* begin PROVIDED RECORDS *
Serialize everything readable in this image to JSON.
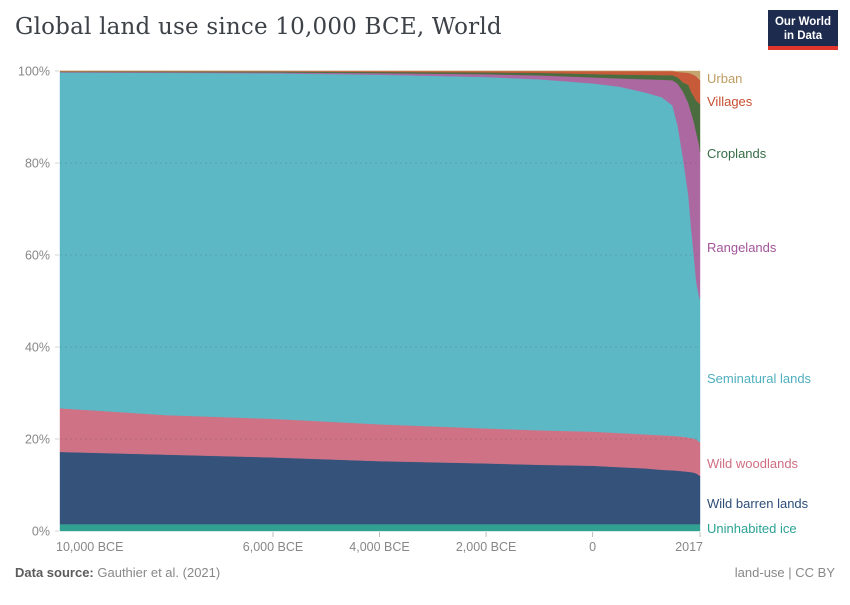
{
  "header": {
    "title": "Global land use since 10,000 BCE, World",
    "logo": {
      "line1": "Our World",
      "line2": "in Data",
      "bg": "#1d2c4e",
      "accent": "#e0362c"
    }
  },
  "footer": {
    "source_label": "Data source:",
    "source_value": "Gauthier et al. (2021)",
    "right_note": "land-use | CC BY"
  },
  "chart_data": {
    "type": "area",
    "stacking": "percent",
    "title": "Global land use since 10,000 BCE, World",
    "xlabel": "",
    "ylabel": "",
    "x_range": [
      -10000,
      2017
    ],
    "ylim": [
      0,
      100
    ],
    "grid_percents": [
      20,
      40,
      60,
      80
    ],
    "axis_text_color": "#878787",
    "y_ticks": [
      {
        "label": "0%",
        "value": 0
      },
      {
        "label": "20%",
        "value": 20
      },
      {
        "label": "40%",
        "value": 40
      },
      {
        "label": "60%",
        "value": 60
      },
      {
        "label": "80%",
        "value": 80
      },
      {
        "label": "100%",
        "value": 100
      }
    ],
    "x_ticks": [
      {
        "label": "10,000 BCE",
        "value": -10000
      },
      {
        "label": "6,000 BCE",
        "value": -6000
      },
      {
        "label": "4,000 BCE",
        "value": -4000
      },
      {
        "label": "2,000 BCE",
        "value": -2000
      },
      {
        "label": "0",
        "value": 0
      },
      {
        "label": "2017",
        "value": 2017
      }
    ],
    "years": [
      -10000,
      -8000,
      -6000,
      -4000,
      -2000,
      -1000,
      0,
      500,
      1000,
      1300,
      1500,
      1600,
      1700,
      1800,
      1850,
      1900,
      1950,
      2000,
      2017
    ],
    "legend_position": "right",
    "series": [
      {
        "name": "Urban",
        "color": "#c4a46f",
        "label_color": "#be9c62",
        "values": [
          0,
          0,
          0,
          0,
          0,
          0,
          0,
          0,
          0,
          0,
          0,
          0.2,
          0.3,
          0.4,
          0.6,
          0.8,
          1.2,
          1.8,
          2.0
        ]
      },
      {
        "name": "Villages",
        "color": "#c65a39",
        "label_color": "#c84e31",
        "values": [
          0.1,
          0.1,
          0.1,
          0.2,
          0.3,
          0.4,
          0.65,
          0.75,
          0.85,
          0.9,
          0.9,
          1.2,
          2.2,
          2.6,
          3.9,
          4.7,
          5.3,
          5.2,
          5.2
        ]
      },
      {
        "name": "Croplands",
        "color": "#4a6c3e",
        "label_color": "#366b46",
        "values": [
          0.1,
          0.15,
          0.2,
          0.25,
          0.4,
          0.55,
          0.75,
          0.85,
          0.95,
          1.0,
          1.1,
          1.4,
          2.0,
          4.0,
          4.5,
          5.5,
          7.0,
          9.0,
          10.3
        ]
      },
      {
        "name": "Rangelands",
        "color": "#ab68a1",
        "label_color": "#a2559b",
        "values": [
          0.1,
          0.15,
          0.2,
          0.35,
          0.6,
          0.85,
          1.3,
          1.8,
          2.9,
          3.8,
          5.5,
          9.2,
          14.5,
          20.0,
          25.0,
          29.0,
          32.5,
          33.0,
          32.0
        ]
      },
      {
        "name": "Seminatural lands",
        "color": "#5bb8c4",
        "label_color": "#4fafbe",
        "values": [
          73.0,
          74.4,
          75.1,
          76.0,
          76.4,
          76.3,
          75.7,
          75.3,
          74.3,
          73.5,
          71.8,
          67.4,
          60.5,
          52.7,
          45.8,
          39.9,
          34.1,
          31.6,
          31.2
        ]
      },
      {
        "name": "Wild woodlands",
        "color": "#cf7285",
        "label_color": "#ce6e80",
        "values": [
          9.5,
          8.6,
          8.4,
          8.0,
          7.6,
          7.5,
          7.4,
          7.4,
          7.4,
          7.5,
          7.5,
          7.5,
          7.5,
          7.4,
          7.4,
          7.4,
          7.4,
          7.3,
          7.3
        ]
      },
      {
        "name": "Wild barren lands",
        "color": "#35527b",
        "label_color": "#2d4e79",
        "values": [
          15.7,
          15.1,
          14.5,
          13.7,
          13.2,
          12.9,
          12.7,
          12.4,
          12.1,
          11.8,
          11.7,
          11.6,
          11.5,
          11.4,
          11.3,
          11.2,
          11.0,
          10.6,
          10.5
        ]
      },
      {
        "name": "Uninhabited ice",
        "color": "#30a092",
        "label_color": "#2ba293",
        "values": [
          1.5,
          1.5,
          1.5,
          1.5,
          1.5,
          1.5,
          1.5,
          1.5,
          1.5,
          1.5,
          1.5,
          1.5,
          1.5,
          1.5,
          1.5,
          1.5,
          1.5,
          1.5,
          1.5
        ]
      }
    ]
  }
}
* end PROVIDED RECORDS *
* WORK REQUIRED:
Leave out the pictures and print every line of the data exactly.

* REPLY:
Serialize everything readable in this image to JSON.
{
  "header": {
    "title": "Global land use since 10,000 BCE, World",
    "logo": {
      "line1": "Our World",
      "line2": "in Data",
      "bg": "#1d2c4e",
      "accent": "#e0362c"
    }
  },
  "footer": {
    "source_label": "Data source:",
    "source_value": "Gauthier et al. (2021)",
    "right_note": "land-use | CC BY"
  },
  "chart_data": {
    "type": "area",
    "stacking": "percent",
    "title": "Global land use since 10,000 BCE, World",
    "xlabel": "",
    "ylabel": "",
    "x_range": [
      -10000,
      2017
    ],
    "ylim": [
      0,
      100
    ],
    "grid_percents": [
      20,
      40,
      60,
      80
    ],
    "axis_text_color": "#878787",
    "y_ticks": [
      {
        "label": "0%",
        "value": 0
      },
      {
        "label": "20%",
        "value": 20
      },
      {
        "label": "40%",
        "value": 40
      },
      {
        "label": "60%",
        "value": 60
      },
      {
        "label": "80%",
        "value": 80
      },
      {
        "label": "100%",
        "value": 100
      }
    ],
    "x_ticks": [
      {
        "label": "10,000 BCE",
        "value": -10000
      },
      {
        "label": "6,000 BCE",
        "value": -6000
      },
      {
        "label": "4,000 BCE",
        "value": -4000
      },
      {
        "label": "2,000 BCE",
        "value": -2000
      },
      {
        "label": "0",
        "value": 0
      },
      {
        "label": "2017",
        "value": 2017
      }
    ],
    "years": [
      -10000,
      -8000,
      -6000,
      -4000,
      -2000,
      -1000,
      0,
      500,
      1000,
      1300,
      1500,
      1600,
      1700,
      1800,
      1850,
      1900,
      1950,
      2000,
      2017
    ],
    "legend_position": "right",
    "series": [
      {
        "name": "Urban",
        "color": "#c4a46f",
        "label_color": "#be9c62",
        "values": [
          0,
          0,
          0,
          0,
          0,
          0,
          0,
          0,
          0,
          0,
          0,
          0.2,
          0.3,
          0.4,
          0.6,
          0.8,
          1.2,
          1.8,
          2.0
        ]
      },
      {
        "name": "Villages",
        "color": "#c65a39",
        "label_color": "#c84e31",
        "values": [
          0.1,
          0.1,
          0.1,
          0.2,
          0.3,
          0.4,
          0.65,
          0.75,
          0.85,
          0.9,
          0.9,
          1.2,
          2.2,
          2.6,
          3.9,
          4.7,
          5.3,
          5.2,
          5.2
        ]
      },
      {
        "name": "Croplands",
        "color": "#4a6c3e",
        "label_color": "#366b46",
        "values": [
          0.1,
          0.15,
          0.2,
          0.25,
          0.4,
          0.55,
          0.75,
          0.85,
          0.95,
          1.0,
          1.1,
          1.4,
          2.0,
          4.0,
          4.5,
          5.5,
          7.0,
          9.0,
          10.3
        ]
      },
      {
        "name": "Rangelands",
        "color": "#ab68a1",
        "label_color": "#a2559b",
        "values": [
          0.1,
          0.15,
          0.2,
          0.35,
          0.6,
          0.85,
          1.3,
          1.8,
          2.9,
          3.8,
          5.5,
          9.2,
          14.5,
          20.0,
          25.0,
          29.0,
          32.5,
          33.0,
          32.0
        ]
      },
      {
        "name": "Seminatural lands",
        "color": "#5bb8c4",
        "label_color": "#4fafbe",
        "values": [
          73.0,
          74.4,
          75.1,
          76.0,
          76.4,
          76.3,
          75.7,
          75.3,
          74.3,
          73.5,
          71.8,
          67.4,
          60.5,
          52.7,
          45.8,
          39.9,
          34.1,
          31.6,
          31.2
        ]
      },
      {
        "name": "Wild woodlands",
        "color": "#cf7285",
        "label_color": "#ce6e80",
        "values": [
          9.5,
          8.6,
          8.4,
          8.0,
          7.6,
          7.5,
          7.4,
          7.4,
          7.4,
          7.5,
          7.5,
          7.5,
          7.5,
          7.4,
          7.4,
          7.4,
          7.4,
          7.3,
          7.3
        ]
      },
      {
        "name": "Wild barren lands",
        "color": "#35527b",
        "label_color": "#2d4e79",
        "values": [
          15.7,
          15.1,
          14.5,
          13.7,
          13.2,
          12.9,
          12.7,
          12.4,
          12.1,
          11.8,
          11.7,
          11.6,
          11.5,
          11.4,
          11.3,
          11.2,
          11.0,
          10.6,
          10.5
        ]
      },
      {
        "name": "Uninhabited ice",
        "color": "#30a092",
        "label_color": "#2ba293",
        "values": [
          1.5,
          1.5,
          1.5,
          1.5,
          1.5,
          1.5,
          1.5,
          1.5,
          1.5,
          1.5,
          1.5,
          1.5,
          1.5,
          1.5,
          1.5,
          1.5,
          1.5,
          1.5,
          1.5
        ]
      }
    ]
  }
}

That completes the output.